» What to do: Print the listing below exactly.

Dataset items

########################################

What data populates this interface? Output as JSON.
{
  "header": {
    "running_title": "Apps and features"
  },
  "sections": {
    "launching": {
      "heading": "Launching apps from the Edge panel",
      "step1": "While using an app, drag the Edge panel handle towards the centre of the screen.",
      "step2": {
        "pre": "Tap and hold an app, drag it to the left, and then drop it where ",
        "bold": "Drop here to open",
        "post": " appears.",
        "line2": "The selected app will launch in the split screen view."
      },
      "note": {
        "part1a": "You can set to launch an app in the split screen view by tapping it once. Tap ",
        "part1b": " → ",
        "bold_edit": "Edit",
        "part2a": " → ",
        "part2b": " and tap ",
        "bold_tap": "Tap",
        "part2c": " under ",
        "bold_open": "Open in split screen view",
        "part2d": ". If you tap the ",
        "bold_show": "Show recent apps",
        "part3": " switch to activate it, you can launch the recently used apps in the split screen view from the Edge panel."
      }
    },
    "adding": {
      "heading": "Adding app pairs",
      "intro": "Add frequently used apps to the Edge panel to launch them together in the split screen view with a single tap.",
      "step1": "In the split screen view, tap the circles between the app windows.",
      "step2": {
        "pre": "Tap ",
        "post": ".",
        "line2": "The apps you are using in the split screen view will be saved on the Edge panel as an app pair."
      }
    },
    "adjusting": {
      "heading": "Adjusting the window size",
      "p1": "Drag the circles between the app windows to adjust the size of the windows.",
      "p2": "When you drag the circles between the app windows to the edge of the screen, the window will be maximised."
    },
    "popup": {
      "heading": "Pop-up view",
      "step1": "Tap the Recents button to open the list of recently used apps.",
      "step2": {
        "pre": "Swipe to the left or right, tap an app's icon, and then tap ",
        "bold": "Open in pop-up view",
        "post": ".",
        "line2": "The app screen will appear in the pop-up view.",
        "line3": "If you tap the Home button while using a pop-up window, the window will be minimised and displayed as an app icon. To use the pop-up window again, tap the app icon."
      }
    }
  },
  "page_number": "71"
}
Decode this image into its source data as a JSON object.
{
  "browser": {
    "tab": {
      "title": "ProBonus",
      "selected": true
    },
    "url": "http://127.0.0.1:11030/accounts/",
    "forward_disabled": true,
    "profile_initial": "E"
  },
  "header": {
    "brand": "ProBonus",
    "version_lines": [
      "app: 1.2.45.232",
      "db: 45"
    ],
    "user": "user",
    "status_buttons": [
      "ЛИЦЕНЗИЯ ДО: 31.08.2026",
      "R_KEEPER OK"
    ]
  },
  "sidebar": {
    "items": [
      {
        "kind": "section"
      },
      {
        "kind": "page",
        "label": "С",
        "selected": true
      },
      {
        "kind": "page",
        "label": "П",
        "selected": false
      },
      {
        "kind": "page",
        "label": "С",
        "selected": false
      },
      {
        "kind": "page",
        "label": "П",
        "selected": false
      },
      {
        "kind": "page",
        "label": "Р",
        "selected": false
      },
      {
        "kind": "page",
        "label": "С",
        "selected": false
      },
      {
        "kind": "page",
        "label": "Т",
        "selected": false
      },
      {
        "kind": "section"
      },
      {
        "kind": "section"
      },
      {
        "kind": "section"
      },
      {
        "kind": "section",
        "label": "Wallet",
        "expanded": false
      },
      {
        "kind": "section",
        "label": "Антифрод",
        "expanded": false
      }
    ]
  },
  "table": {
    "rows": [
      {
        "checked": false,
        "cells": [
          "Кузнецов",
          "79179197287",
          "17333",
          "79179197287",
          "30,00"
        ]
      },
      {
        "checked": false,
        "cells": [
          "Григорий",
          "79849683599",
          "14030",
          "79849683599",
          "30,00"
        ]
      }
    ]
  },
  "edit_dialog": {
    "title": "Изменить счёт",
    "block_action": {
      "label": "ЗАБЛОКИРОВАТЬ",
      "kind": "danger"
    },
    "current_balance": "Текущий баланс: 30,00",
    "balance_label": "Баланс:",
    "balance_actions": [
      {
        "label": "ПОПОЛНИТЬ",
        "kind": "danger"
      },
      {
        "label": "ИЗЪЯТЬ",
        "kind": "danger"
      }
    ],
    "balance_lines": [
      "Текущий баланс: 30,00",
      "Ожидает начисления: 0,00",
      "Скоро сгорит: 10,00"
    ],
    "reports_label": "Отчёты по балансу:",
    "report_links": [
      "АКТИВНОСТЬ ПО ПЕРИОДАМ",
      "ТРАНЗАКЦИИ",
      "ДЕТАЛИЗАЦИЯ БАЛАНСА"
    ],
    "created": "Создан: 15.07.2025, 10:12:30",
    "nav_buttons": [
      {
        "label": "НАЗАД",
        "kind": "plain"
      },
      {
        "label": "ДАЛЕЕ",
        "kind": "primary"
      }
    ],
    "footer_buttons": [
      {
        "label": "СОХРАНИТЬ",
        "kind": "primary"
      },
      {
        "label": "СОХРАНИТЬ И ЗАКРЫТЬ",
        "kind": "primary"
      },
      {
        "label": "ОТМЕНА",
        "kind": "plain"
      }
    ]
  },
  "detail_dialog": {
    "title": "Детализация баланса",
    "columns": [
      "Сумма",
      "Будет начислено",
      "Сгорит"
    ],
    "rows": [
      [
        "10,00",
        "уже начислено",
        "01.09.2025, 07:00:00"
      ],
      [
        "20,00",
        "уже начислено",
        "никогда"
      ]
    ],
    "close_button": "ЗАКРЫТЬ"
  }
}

########################################

» Solution to this problem:
What data populates this interface? Output as JSON.
{
  "header": {
    "running_title": "Apps and features"
  },
  "sections": {
    "launching": {
      "heading": "Launching apps from the Edge panel",
      "step1": "While using an app, drag the Edge panel handle towards the centre of the screen.",
      "step2": {
        "pre": "Tap and hold an app, drag it to the left, and then drop it where ",
        "bold": "Drop here to open",
        "post": " appears.",
        "line2": "The selected app will launch in the split screen view."
      },
      "note": {
        "part1a": "You can set to launch an app in the split screen view by tapping it once. Tap ",
        "part1b": " → ",
        "bold_edit": "Edit",
        "part2a": " → ",
        "part2b": " and tap ",
        "bold_tap": "Tap",
        "part2c": " under ",
        "bold_open": "Open in split screen view",
        "part2d": ". If you tap the ",
        "bold_show": "Show recent apps",
        "part3": " switch to activate it, you can launch the recently used apps in the split screen view from the Edge panel."
      }
    },
    "adding": {
      "heading": "Adding app pairs",
      "intro": "Add frequently used apps to the Edge panel to launch them together in the split screen view with a single tap.",
      "step1": "In the split screen view, tap the circles between the app windows.",
      "step2": {
        "pre": "Tap ",
        "post": ".",
        "line2": "The apps you are using in the split screen view will be saved on the Edge panel as an app pair."
      }
    },
    "adjusting": {
      "heading": "Adjusting the window size",
      "p1": "Drag the circles between the app windows to adjust the size of the windows.",
      "p2": "When you drag the circles between the app windows to the edge of the screen, the window will be maximised."
    },
    "popup": {
      "heading": "Pop-up view",
      "step1": "Tap the Recents button to open the list of recently used apps.",
      "step2": {
        "pre": "Swipe to the left or right, tap an app's icon, and then tap ",
        "bold": "Open in pop-up view",
        "post": ".",
        "line2": "The app screen will appear in the pop-up view.",
        "line3": "If you tap the Home button while using a pop-up window, the window will be minimised and displayed as an app icon. To use the pop-up window again, tap the app icon."
      }
    }
  },
  "page_number": "71"
}
Decode this image into its source data as a JSON object.
{
  "browser": {
    "tab": {
      "title": "ProBonus",
      "selected": true
    },
    "url": "http://127.0.0.1:11030/accounts/",
    "forward_disabled": true,
    "profile_initial": "E"
  },
  "header": {
    "brand": "ProBonus",
    "version_lines": [
      "app: 1.2.45.232",
      "db: 45"
    ],
    "user": "user",
    "status_buttons": [
      "ЛИЦЕНЗИЯ ДО: 31.08.2026",
      "R_KEEPER OK"
    ]
  },
  "sidebar": {
    "items": [
      {
        "kind": "section"
      },
      {
        "kind": "page",
        "label": "С",
        "selected": true
      },
      {
        "kind": "page",
        "label": "П",
        "selected": false
      },
      {
        "kind": "page",
        "label": "С",
        "selected": false
      },
      {
        "kind": "page",
        "label": "П",
        "selected": false
      },
      {
        "kind": "page",
        "label": "Р",
        "selected": false
      },
      {
        "kind": "page",
        "label": "С",
        "selected": false
      },
      {
        "kind": "page",
        "label": "Т",
        "selected": false
      },
      {
        "kind": "section"
      },
      {
        "kind": "section"
      },
      {
        "kind": "section"
      },
      {
        "kind": "section",
        "label": "Wallet",
        "expanded": false
      },
      {
        "kind": "section",
        "label": "Антифрод",
        "expanded": false
      }
    ]
  },
  "table": {
    "rows": [
      {
        "checked": false,
        "cells": [
          "Кузнецов",
          "79179197287",
          "17333",
          "79179197287",
          "30,00"
        ]
      },
      {
        "checked": false,
        "cells": [
          "Григорий",
          "79849683599",
          "14030",
          "79849683599",
          "30,00"
        ]
      }
    ]
  },
  "edit_dialog": {
    "title": "Изменить счёт",
    "block_action": {
      "label": "ЗАБЛОКИРОВАТЬ",
      "kind": "danger"
    },
    "current_balance": "Текущий баланс: 30,00",
    "balance_label": "Баланс:",
    "balance_actions": [
      {
        "label": "ПОПОЛНИТЬ",
        "kind": "danger"
      },
      {
        "label": "ИЗЪЯТЬ",
        "kind": "danger"
      }
    ],
    "balance_lines": [
      "Текущий баланс: 30,00",
      "Ожидает начисления: 0,00",
      "Скоро сгорит: 10,00"
    ],
    "reports_label": "Отчёты по балансу:",
    "report_links": [
      "АКТИВНОСТЬ ПО ПЕРИОДАМ",
      "ТРАНЗАКЦИИ",
      "ДЕТАЛИЗАЦИЯ БАЛАНСА"
    ],
    "created": "Создан: 15.07.2025, 10:12:30",
    "nav_buttons": [
      {
        "label": "НАЗАД",
        "kind": "plain"
      },
      {
        "label": "ДАЛЕЕ",
        "kind": "primary"
      }
    ],
    "footer_buttons": [
      {
        "label": "СОХРАНИТЬ",
        "kind": "primary"
      },
      {
        "label": "СОХРАНИТЬ И ЗАКРЫТЬ",
        "kind": "primary"
      },
      {
        "label": "ОТМЕНА",
        "kind": "plain"
      }
    ]
  },
  "detail_dialog": {
    "title": "Детализация баланса",
    "columns": [
      "Сумма",
      "Будет начислено",
      "Сгорит"
    ],
    "rows": [
      [
        "10,00",
        "уже начислено",
        "01.09.2025, 07:00:00"
      ],
      [
        "20,00",
        "уже начислено",
        "никогда"
      ]
    ],
    "close_button": "ЗАКРЫТЬ"
  }
}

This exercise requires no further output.